Could you repeat the records below exactly, leaving out any pictures?

+++ Data supplied

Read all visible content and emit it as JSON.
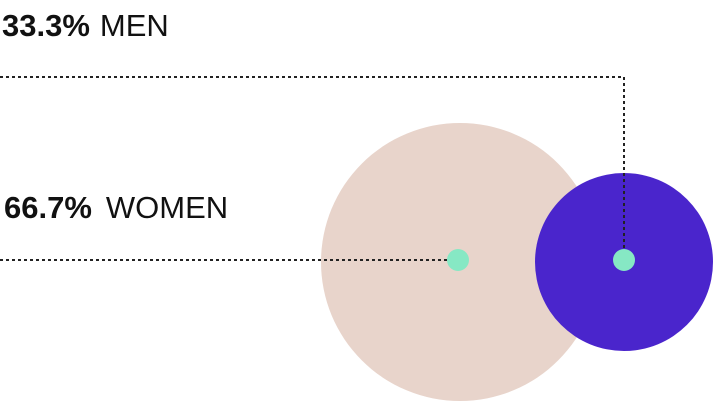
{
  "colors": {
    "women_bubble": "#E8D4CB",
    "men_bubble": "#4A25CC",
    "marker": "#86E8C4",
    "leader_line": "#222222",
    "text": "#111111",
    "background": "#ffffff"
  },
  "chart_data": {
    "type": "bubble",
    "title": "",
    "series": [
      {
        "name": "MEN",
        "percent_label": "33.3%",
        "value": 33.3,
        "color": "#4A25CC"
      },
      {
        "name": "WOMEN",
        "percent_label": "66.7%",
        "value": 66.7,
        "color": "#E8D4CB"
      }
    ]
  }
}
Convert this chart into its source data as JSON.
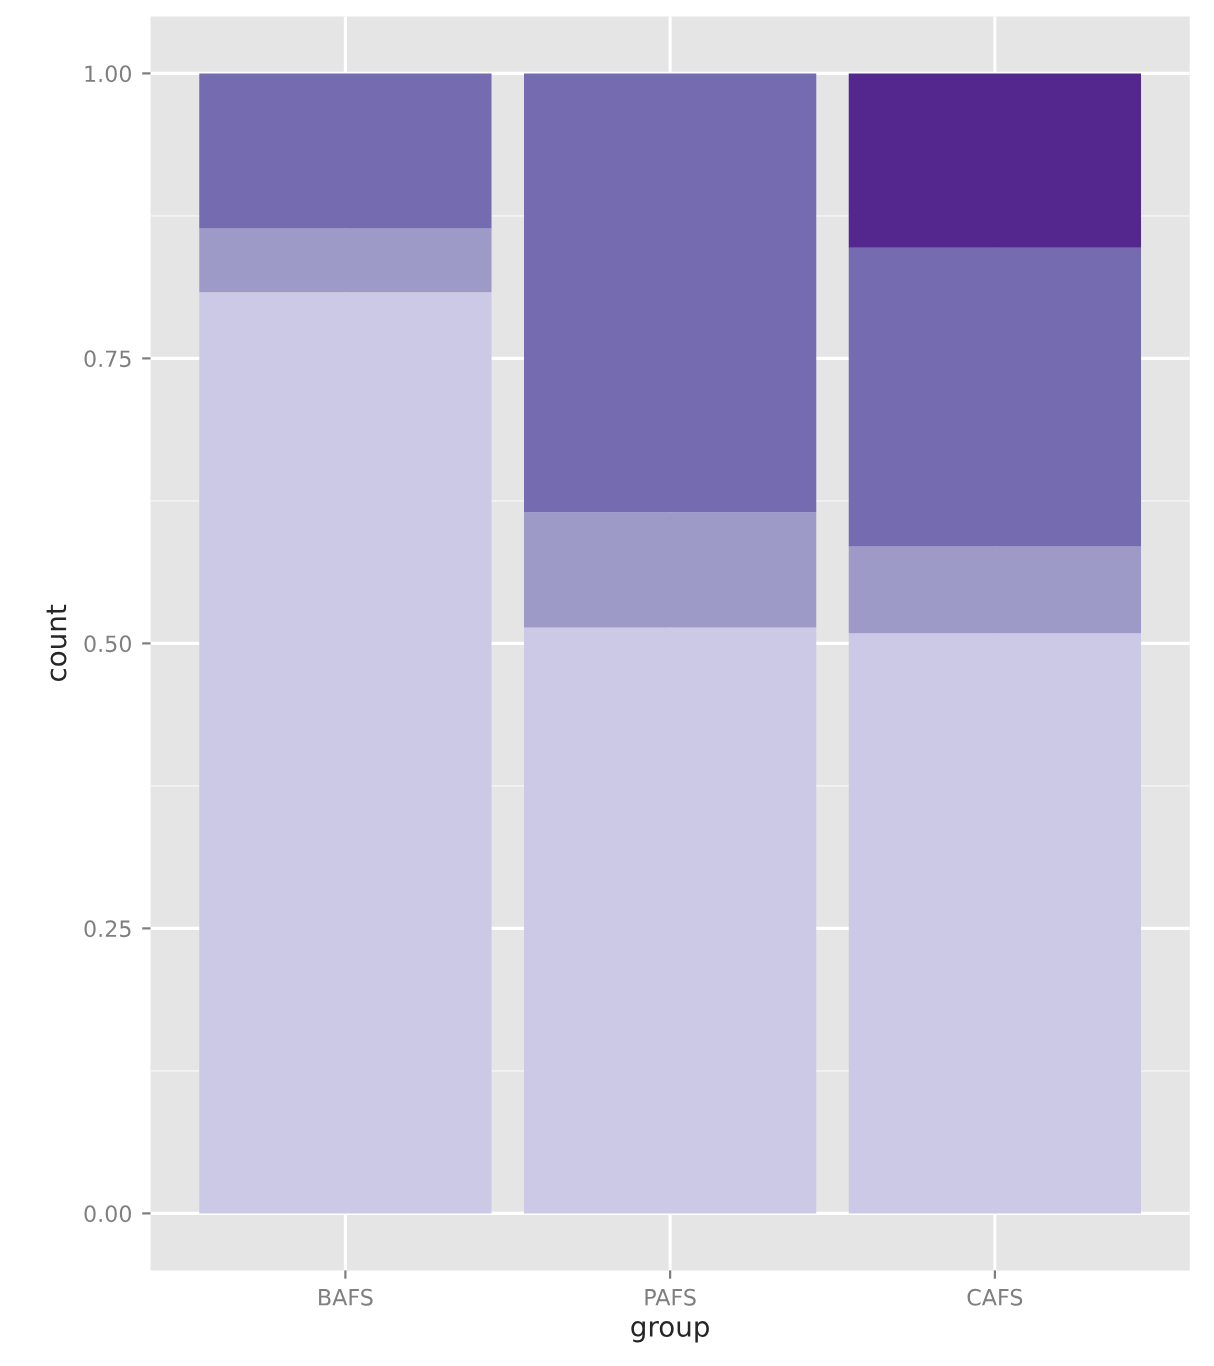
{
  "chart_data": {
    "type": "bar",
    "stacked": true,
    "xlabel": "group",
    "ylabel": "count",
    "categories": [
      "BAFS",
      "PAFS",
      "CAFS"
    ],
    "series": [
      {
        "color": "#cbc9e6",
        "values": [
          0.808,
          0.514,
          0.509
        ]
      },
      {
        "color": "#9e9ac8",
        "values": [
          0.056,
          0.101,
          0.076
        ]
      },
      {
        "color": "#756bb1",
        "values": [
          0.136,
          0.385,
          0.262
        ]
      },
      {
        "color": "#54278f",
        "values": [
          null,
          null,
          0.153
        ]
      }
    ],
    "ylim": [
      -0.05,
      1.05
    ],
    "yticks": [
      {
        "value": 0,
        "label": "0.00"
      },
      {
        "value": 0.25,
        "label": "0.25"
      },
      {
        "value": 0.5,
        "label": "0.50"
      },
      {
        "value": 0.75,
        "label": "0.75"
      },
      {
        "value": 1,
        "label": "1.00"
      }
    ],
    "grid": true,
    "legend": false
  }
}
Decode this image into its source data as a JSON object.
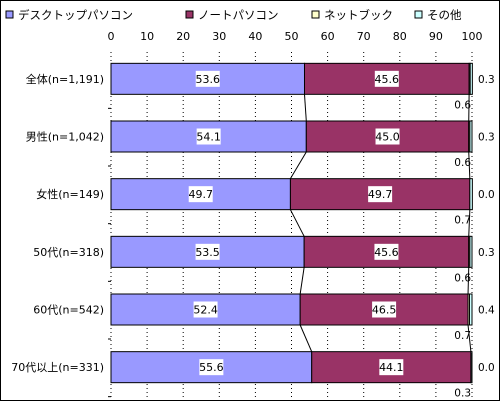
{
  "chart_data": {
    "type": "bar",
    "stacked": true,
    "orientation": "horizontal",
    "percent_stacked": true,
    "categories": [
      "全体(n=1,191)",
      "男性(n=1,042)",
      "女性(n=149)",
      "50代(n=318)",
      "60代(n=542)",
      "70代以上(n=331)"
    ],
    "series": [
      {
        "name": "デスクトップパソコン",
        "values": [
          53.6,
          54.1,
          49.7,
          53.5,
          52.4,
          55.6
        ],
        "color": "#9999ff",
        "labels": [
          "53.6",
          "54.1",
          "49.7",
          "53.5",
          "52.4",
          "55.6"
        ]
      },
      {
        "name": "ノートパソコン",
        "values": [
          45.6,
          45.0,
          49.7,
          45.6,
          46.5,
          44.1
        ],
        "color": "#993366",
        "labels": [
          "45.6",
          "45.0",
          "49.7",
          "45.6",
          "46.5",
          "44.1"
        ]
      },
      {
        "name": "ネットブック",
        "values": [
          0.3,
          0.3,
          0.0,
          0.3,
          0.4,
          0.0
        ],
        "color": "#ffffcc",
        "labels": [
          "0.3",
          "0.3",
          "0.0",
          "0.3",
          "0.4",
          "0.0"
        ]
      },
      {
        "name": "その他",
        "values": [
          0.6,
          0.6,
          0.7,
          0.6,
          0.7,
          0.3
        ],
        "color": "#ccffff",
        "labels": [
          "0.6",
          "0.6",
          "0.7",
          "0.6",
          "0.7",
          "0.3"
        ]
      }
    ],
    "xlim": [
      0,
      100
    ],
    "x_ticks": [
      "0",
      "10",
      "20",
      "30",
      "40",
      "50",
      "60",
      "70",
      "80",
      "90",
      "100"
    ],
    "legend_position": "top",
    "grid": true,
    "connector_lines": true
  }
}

++++++

* **Answer to the exercise**
Read all visible content and emit it as JSON.
{
  "colors": {
    "women_bubble": "#E8D4CB",
    "men_bubble": "#4A25CC",
    "marker": "#86E8C4",
    "leader_line": "#222222",
    "text": "#111111",
    "background": "#ffffff"
  },
  "chart_data": {
    "type": "bubble",
    "title": "",
    "series": [
      {
        "name": "MEN",
        "percent_label": "33.3%",
        "value": 33.3,
        "color": "#4A25CC"
      },
      {
        "name": "WOMEN",
        "percent_label": "66.7%",
        "value": 66.7,
        "color": "#E8D4CB"
      }
    ]
  }
}
Convert this chart into its source data as JSON.
{
  "chart_data": {
    "type": "bar",
    "stacked": true,
    "xlabel": "group",
    "ylabel": "count",
    "categories": [
      "BAFS",
      "PAFS",
      "CAFS"
    ],
    "series": [
      {
        "color": "#cbc9e6",
        "values": [
          0.808,
          0.514,
          0.509
        ]
      },
      {
        "color": "#9e9ac8",
        "values": [
          0.056,
          0.101,
          0.076
        ]
      },
      {
        "color": "#756bb1",
        "values": [
          0.136,
          0.385,
          0.262
        ]
      },
      {
        "color": "#54278f",
        "values": [
          null,
          null,
          0.153
        ]
      }
    ],
    "ylim": [
      -0.05,
      1.05
    ],
    "yticks": [
      {
        "value": 0,
        "label": "0.00"
      },
      {
        "value": 0.25,
        "label": "0.25"
      },
      {
        "value": 0.5,
        "label": "0.50"
      },
      {
        "value": 0.75,
        "label": "0.75"
      },
      {
        "value": 1,
        "label": "1.00"
      }
    ],
    "grid": true,
    "legend": false
  }
}
Decode this image into its source data as a JSON object.
{
  "chart_data": {
    "type": "bar",
    "stacked": true,
    "orientation": "horizontal",
    "percent_stacked": true,
    "categories": [
      "全体(n=1,191)",
      "男性(n=1,042)",
      "女性(n=149)",
      "50代(n=318)",
      "60代(n=542)",
      "70代以上(n=331)"
    ],
    "series": [
      {
        "name": "デスクトップパソコン",
        "values": [
          53.6,
          54.1,
          49.7,
          53.5,
          52.4,
          55.6
        ],
        "color": "#9999ff",
        "labels": [
          "53.6",
          "54.1",
          "49.7",
          "53.5",
          "52.4",
          "55.6"
        ]
      },
      {
        "name": "ノートパソコン",
        "values": [
          45.6,
          45.0,
          49.7,
          45.6,
          46.5,
          44.1
        ],
        "color": "#993366",
        "labels": [
          "45.6",
          "45.0",
          "49.7",
          "45.6",
          "46.5",
          "44.1"
        ]
      },
      {
        "name": "ネットブック",
        "values": [
          0.3,
          0.3,
          0.0,
          0.3,
          0.4,
          0.0
        ],
        "color": "#ffffcc",
        "labels": [
          "0.3",
          "0.3",
          "0.0",
          "0.3",
          "0.4",
          "0.0"
        ]
      },
      {
        "name": "その他",
        "values": [
          0.6,
          0.6,
          0.7,
          0.6,
          0.7,
          0.3
        ],
        "color": "#ccffff",
        "labels": [
          "0.6",
          "0.6",
          "0.7",
          "0.6",
          "0.7",
          "0.3"
        ]
      }
    ],
    "xlim": [
      0,
      100
    ],
    "x_ticks": [
      "0",
      "10",
      "20",
      "30",
      "40",
      "50",
      "60",
      "70",
      "80",
      "90",
      "100"
    ],
    "legend_position": "top",
    "grid": true,
    "connector_lines": true
  }
}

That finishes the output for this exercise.